▶ _TASK TO CARRY OUT_:
Please say how many lines of the listing hold "container", with no other words in the answer.

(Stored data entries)

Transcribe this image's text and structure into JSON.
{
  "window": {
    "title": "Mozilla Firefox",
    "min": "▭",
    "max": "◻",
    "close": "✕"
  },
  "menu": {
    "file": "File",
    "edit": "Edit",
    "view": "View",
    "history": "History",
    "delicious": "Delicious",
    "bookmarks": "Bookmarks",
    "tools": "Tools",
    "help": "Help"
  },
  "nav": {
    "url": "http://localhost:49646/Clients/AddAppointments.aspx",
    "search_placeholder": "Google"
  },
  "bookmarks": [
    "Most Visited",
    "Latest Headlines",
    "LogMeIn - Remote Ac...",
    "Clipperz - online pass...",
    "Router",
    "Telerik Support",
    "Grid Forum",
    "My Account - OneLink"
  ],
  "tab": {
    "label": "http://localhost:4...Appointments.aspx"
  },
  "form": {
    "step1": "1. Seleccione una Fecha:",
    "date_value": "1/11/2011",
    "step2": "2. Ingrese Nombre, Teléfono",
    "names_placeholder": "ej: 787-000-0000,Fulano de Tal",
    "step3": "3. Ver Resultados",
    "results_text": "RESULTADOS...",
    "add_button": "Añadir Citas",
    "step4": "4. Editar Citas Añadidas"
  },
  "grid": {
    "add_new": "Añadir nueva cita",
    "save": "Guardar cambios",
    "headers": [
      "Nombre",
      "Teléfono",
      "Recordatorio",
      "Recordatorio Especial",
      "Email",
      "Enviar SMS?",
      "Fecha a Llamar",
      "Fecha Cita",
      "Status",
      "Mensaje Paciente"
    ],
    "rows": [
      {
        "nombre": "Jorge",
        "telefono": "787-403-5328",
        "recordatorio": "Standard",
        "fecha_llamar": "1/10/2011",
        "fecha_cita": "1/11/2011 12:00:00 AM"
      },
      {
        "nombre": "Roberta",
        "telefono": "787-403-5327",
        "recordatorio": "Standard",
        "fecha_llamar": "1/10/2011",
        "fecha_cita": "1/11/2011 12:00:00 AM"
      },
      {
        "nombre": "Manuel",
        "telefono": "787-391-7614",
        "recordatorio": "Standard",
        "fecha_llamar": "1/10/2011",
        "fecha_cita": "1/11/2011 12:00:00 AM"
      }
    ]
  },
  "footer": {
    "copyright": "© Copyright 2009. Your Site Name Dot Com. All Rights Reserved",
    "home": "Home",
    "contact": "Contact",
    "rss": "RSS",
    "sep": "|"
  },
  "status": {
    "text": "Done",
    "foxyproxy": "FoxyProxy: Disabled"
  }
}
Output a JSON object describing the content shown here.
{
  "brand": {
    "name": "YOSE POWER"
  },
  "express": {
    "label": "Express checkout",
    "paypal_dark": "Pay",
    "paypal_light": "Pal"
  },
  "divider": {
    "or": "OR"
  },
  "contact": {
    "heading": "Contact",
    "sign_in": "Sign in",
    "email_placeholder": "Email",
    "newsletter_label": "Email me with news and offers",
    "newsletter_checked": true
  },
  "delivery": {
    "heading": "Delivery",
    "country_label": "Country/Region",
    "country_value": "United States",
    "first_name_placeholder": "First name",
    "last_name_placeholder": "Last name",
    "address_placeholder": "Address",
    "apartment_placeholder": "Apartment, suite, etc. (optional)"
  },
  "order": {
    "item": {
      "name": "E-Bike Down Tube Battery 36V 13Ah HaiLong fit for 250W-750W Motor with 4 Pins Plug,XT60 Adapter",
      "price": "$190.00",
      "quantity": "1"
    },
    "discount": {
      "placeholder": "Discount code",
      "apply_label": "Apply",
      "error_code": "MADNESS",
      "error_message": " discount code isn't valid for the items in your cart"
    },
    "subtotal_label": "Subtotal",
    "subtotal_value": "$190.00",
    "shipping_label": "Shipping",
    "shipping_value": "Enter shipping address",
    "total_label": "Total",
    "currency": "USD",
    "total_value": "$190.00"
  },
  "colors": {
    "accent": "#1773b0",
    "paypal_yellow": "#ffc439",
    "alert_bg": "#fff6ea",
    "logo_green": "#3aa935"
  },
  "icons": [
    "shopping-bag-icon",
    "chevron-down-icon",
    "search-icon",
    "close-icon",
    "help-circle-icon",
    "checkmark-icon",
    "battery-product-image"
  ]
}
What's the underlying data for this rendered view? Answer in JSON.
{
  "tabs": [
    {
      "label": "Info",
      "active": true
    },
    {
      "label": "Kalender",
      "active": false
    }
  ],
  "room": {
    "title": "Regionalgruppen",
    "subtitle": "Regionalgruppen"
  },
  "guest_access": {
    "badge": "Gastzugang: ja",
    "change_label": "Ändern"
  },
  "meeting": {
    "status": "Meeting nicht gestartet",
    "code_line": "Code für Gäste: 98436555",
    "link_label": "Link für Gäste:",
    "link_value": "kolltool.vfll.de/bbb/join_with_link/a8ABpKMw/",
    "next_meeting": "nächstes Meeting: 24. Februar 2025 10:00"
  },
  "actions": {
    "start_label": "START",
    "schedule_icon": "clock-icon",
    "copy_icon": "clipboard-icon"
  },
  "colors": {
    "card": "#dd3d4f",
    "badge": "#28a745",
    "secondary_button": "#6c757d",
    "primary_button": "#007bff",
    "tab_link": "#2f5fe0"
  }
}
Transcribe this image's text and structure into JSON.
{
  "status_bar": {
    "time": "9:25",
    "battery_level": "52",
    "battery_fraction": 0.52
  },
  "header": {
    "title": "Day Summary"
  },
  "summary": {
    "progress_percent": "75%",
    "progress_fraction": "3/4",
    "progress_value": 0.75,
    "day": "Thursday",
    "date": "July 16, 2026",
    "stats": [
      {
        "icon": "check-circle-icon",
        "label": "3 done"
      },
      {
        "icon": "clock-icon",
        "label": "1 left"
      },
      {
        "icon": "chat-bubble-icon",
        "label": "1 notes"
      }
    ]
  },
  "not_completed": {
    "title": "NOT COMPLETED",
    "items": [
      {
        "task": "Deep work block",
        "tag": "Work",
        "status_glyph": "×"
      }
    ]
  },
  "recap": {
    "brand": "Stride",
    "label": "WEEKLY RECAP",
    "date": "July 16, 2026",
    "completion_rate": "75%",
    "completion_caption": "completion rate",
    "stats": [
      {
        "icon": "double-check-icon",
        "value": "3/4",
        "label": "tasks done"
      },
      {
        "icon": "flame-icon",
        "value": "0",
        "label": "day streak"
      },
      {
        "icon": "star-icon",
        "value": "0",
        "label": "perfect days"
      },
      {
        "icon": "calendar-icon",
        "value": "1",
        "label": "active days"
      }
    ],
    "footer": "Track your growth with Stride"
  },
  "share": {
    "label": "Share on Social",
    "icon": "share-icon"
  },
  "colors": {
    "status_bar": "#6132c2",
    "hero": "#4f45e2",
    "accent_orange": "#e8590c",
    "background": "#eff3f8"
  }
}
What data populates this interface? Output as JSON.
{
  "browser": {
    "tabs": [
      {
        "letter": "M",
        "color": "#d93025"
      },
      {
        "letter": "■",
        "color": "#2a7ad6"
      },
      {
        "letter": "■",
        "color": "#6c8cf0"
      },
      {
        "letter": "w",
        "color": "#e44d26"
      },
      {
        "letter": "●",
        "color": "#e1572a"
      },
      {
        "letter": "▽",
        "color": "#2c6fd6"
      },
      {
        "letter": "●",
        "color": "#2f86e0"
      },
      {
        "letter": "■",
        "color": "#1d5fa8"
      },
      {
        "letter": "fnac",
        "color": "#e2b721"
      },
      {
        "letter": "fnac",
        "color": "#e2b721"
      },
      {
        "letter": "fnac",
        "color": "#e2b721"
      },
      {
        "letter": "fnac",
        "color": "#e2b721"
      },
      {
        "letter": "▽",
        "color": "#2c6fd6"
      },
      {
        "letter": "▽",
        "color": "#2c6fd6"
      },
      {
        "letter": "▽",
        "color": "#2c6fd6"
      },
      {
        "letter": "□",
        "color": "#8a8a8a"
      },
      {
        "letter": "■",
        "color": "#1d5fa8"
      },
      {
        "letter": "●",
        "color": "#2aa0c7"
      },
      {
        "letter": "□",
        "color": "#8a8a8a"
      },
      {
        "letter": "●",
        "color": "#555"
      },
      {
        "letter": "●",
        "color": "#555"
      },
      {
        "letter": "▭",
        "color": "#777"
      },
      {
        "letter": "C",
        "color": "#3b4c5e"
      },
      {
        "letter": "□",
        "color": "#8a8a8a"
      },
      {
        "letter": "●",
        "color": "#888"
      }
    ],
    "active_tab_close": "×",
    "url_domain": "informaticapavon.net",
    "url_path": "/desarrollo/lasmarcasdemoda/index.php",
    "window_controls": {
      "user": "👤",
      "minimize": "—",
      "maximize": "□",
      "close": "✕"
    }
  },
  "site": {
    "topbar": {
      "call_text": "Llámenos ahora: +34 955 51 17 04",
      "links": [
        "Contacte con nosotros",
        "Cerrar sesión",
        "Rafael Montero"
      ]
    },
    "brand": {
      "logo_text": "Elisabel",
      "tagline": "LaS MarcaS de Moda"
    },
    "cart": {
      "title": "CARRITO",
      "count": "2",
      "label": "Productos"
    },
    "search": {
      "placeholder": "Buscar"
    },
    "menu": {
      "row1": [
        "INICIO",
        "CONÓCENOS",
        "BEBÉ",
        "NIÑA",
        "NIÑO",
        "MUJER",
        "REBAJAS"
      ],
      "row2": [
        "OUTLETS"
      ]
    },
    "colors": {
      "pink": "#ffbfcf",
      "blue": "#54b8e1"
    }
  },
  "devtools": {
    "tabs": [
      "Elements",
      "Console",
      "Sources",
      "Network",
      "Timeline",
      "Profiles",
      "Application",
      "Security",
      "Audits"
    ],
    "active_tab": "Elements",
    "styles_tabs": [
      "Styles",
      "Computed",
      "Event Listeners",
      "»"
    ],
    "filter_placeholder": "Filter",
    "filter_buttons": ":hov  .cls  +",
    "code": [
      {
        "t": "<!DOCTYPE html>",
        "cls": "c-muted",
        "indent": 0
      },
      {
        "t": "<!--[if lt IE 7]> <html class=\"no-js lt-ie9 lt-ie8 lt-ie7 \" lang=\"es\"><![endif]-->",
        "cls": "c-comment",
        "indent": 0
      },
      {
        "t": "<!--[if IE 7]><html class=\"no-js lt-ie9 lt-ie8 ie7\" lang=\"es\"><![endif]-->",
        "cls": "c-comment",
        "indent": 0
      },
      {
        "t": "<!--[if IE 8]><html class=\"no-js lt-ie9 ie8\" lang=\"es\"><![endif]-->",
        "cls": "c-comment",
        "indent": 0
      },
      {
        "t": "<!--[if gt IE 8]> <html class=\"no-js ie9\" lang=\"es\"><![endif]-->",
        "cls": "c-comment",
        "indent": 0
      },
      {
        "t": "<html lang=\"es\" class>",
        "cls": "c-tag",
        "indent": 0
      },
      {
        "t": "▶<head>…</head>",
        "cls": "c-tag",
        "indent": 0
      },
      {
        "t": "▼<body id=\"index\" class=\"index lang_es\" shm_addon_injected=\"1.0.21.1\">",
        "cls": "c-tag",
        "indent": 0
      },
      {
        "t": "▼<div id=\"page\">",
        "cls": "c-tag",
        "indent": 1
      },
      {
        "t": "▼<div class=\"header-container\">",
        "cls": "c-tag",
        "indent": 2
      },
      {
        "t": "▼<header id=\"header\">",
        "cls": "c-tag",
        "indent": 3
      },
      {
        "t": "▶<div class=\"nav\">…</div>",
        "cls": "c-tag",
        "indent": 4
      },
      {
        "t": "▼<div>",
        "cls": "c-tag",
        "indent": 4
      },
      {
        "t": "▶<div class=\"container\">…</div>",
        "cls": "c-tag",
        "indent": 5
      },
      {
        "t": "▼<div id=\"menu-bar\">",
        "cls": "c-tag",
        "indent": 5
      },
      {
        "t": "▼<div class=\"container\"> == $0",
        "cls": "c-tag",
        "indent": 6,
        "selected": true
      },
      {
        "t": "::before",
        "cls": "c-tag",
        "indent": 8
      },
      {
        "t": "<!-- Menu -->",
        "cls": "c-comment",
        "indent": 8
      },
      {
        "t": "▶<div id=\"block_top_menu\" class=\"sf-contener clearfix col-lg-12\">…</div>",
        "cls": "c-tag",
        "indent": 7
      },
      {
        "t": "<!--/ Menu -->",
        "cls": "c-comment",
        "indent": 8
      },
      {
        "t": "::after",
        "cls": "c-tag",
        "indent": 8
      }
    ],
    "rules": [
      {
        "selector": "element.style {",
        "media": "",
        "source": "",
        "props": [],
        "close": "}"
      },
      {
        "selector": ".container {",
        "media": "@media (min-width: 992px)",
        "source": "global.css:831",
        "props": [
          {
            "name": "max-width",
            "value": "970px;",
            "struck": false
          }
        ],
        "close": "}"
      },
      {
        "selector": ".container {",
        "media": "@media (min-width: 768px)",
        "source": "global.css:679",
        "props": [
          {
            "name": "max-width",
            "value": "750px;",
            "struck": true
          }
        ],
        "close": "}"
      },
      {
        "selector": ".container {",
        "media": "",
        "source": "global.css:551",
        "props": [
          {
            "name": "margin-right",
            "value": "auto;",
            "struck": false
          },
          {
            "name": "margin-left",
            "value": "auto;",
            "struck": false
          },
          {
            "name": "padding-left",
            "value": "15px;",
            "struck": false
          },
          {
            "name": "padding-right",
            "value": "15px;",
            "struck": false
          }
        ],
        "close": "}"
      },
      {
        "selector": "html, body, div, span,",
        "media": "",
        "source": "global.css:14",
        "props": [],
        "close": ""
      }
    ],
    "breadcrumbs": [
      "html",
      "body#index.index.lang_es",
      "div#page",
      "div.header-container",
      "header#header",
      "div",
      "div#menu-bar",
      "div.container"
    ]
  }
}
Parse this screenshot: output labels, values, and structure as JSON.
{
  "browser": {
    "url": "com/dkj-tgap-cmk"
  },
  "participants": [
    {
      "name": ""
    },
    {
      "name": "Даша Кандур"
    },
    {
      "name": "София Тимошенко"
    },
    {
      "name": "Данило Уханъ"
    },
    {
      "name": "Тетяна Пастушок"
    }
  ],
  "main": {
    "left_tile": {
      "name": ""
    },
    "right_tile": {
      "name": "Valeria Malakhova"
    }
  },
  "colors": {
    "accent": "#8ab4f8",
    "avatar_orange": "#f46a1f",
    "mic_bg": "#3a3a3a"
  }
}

▶ _REPLY TO THE EXERCISE_:
8